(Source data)
## BEGIN

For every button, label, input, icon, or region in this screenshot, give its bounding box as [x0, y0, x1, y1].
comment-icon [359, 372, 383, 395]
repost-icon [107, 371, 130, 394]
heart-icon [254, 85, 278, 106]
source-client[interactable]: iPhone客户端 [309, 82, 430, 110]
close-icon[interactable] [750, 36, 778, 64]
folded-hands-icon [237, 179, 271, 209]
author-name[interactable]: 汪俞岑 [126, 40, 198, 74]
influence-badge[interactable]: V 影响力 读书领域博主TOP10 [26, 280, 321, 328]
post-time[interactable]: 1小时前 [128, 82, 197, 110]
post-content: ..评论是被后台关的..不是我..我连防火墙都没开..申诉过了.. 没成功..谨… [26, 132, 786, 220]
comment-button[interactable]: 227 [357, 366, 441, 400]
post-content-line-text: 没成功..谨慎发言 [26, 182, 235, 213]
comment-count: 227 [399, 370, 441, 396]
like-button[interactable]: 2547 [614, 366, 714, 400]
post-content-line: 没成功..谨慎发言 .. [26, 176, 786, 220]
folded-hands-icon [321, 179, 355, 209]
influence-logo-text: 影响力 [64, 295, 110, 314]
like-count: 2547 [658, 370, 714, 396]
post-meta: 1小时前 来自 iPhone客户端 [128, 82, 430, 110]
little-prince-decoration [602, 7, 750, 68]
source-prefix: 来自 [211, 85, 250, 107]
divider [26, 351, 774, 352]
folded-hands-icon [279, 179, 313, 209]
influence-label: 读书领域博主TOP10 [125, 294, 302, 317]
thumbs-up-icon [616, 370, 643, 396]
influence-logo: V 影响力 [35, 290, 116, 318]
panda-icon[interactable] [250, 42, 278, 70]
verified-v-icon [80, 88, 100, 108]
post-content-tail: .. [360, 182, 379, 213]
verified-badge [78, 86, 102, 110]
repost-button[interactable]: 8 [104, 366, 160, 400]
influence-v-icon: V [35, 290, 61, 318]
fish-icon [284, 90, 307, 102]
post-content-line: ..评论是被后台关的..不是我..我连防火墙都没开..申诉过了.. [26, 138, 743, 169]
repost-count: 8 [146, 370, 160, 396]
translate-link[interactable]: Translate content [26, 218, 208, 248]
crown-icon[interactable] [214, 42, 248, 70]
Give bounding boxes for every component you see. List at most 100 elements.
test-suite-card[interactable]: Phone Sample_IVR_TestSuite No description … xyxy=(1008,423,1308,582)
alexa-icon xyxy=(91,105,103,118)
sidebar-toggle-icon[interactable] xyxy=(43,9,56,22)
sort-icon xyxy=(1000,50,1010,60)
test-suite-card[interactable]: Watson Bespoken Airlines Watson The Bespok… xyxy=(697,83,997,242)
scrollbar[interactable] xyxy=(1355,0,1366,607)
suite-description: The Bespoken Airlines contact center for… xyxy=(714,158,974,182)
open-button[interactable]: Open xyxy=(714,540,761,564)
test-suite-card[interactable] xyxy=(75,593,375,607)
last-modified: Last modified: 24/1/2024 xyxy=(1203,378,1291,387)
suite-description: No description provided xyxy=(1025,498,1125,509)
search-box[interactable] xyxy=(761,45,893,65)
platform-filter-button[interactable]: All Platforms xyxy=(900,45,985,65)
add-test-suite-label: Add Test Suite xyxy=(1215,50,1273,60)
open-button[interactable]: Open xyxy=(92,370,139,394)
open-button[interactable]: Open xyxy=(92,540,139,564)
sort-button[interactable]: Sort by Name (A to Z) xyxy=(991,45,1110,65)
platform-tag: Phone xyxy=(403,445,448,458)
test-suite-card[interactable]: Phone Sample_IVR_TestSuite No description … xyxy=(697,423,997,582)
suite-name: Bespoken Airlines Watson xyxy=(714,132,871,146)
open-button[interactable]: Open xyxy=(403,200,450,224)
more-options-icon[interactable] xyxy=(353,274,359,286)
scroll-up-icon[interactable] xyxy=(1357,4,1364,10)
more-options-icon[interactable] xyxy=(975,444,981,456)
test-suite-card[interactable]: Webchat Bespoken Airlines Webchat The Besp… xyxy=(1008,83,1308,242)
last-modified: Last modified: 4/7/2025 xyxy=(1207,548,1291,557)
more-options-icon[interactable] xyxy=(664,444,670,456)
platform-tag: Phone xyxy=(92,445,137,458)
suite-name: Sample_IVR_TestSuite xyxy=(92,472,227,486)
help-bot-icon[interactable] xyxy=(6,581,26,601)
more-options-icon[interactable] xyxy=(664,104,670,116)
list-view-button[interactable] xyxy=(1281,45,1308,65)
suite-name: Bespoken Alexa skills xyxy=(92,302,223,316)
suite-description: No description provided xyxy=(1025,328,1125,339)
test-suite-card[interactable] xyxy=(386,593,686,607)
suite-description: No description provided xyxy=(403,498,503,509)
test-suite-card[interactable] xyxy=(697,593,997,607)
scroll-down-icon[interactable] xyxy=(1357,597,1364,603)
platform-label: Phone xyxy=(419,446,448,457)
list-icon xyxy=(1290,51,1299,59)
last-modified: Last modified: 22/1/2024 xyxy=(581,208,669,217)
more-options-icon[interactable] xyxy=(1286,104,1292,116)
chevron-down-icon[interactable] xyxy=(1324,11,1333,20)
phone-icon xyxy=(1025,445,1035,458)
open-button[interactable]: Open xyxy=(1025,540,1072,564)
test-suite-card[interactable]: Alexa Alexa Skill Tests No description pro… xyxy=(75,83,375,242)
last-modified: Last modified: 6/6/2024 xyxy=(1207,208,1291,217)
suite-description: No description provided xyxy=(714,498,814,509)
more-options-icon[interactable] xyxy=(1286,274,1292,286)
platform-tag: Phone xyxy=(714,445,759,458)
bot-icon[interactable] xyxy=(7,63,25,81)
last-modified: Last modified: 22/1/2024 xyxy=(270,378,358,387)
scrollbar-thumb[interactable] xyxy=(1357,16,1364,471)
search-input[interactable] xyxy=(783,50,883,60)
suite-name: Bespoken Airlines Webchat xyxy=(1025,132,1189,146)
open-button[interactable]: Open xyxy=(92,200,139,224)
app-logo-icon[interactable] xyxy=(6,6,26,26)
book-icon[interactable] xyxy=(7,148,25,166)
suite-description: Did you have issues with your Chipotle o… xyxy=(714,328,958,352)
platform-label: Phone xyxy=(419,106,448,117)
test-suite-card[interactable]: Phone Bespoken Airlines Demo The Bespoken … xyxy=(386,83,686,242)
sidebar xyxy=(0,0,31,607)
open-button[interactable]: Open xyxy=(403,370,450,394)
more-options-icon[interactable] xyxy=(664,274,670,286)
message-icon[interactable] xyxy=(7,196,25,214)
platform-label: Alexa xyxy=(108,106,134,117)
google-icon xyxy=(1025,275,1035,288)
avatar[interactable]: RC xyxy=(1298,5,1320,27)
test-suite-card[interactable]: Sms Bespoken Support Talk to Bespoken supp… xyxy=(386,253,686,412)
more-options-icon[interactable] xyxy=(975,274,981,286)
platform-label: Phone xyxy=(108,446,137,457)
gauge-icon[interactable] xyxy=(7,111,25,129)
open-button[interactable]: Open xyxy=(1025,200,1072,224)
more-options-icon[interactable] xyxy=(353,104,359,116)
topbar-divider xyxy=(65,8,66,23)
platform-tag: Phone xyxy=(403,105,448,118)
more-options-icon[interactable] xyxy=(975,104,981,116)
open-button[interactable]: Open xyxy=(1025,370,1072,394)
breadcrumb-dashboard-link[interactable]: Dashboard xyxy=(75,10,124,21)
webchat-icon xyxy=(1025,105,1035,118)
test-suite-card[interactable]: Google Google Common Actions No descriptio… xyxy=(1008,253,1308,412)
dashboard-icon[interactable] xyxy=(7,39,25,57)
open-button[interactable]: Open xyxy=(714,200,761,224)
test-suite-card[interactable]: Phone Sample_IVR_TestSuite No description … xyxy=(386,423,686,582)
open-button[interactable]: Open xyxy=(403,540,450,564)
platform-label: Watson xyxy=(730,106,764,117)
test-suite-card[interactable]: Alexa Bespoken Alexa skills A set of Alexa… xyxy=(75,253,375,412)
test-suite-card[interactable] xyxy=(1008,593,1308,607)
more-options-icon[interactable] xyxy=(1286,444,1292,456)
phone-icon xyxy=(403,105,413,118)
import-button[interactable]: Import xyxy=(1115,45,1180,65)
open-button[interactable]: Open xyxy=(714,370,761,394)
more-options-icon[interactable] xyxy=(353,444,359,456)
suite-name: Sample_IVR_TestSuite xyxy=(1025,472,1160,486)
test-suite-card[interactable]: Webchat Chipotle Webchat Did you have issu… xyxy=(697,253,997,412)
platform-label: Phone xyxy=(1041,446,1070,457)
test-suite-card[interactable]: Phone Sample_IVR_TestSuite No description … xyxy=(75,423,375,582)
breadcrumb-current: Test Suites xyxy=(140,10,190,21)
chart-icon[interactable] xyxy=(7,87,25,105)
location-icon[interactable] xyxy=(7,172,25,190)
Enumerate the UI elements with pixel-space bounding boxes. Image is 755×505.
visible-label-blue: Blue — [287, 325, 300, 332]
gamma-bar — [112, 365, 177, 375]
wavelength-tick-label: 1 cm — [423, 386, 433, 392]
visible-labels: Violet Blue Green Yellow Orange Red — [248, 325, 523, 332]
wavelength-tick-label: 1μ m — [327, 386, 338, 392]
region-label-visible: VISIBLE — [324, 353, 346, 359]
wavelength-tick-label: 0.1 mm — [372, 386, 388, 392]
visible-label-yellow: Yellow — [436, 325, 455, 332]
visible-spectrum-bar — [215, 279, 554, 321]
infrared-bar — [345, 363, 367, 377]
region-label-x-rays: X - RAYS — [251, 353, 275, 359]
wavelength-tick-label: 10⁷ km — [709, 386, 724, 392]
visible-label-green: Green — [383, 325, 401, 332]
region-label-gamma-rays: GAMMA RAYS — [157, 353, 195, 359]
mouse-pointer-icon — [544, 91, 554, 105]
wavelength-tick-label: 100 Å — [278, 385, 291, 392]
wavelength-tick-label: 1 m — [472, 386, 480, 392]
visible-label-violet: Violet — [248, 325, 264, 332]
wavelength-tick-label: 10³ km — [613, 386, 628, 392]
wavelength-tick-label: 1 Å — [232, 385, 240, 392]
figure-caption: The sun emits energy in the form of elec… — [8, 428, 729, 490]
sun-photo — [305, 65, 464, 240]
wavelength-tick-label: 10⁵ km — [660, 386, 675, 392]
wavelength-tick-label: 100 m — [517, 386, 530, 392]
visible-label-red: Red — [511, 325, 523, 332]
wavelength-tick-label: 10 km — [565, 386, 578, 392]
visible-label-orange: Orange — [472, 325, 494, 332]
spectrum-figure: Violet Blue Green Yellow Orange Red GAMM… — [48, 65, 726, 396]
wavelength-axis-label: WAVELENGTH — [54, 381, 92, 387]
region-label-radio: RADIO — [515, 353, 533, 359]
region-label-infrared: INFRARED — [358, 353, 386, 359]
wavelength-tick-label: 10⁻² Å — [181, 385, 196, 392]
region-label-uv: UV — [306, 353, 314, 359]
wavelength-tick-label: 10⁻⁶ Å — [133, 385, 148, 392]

## END

**STATED GOAL**
Please return the stretch of lines from the start of the source data through the line containing "comment-button[interactable]: 227 [357, 366, 441, 400]", reproduced verbatim.

**TASK RESULT**
For every button, label, input, icon, or region in this screenshot, give its bounding box as [x0, y0, x1, y1].
comment-icon [359, 372, 383, 395]
repost-icon [107, 371, 130, 394]
heart-icon [254, 85, 278, 106]
source-client[interactable]: iPhone客户端 [309, 82, 430, 110]
close-icon[interactable] [750, 36, 778, 64]
folded-hands-icon [237, 179, 271, 209]
author-name[interactable]: 汪俞岑 [126, 40, 198, 74]
influence-badge[interactable]: V 影响力 读书领域博主TOP10 [26, 280, 321, 328]
post-time[interactable]: 1小时前 [128, 82, 197, 110]
post-content: ..评论是被后台关的..不是我..我连防火墙都没开..申诉过了.. 没成功..谨… [26, 132, 786, 220]
comment-button[interactable]: 227 [357, 366, 441, 400]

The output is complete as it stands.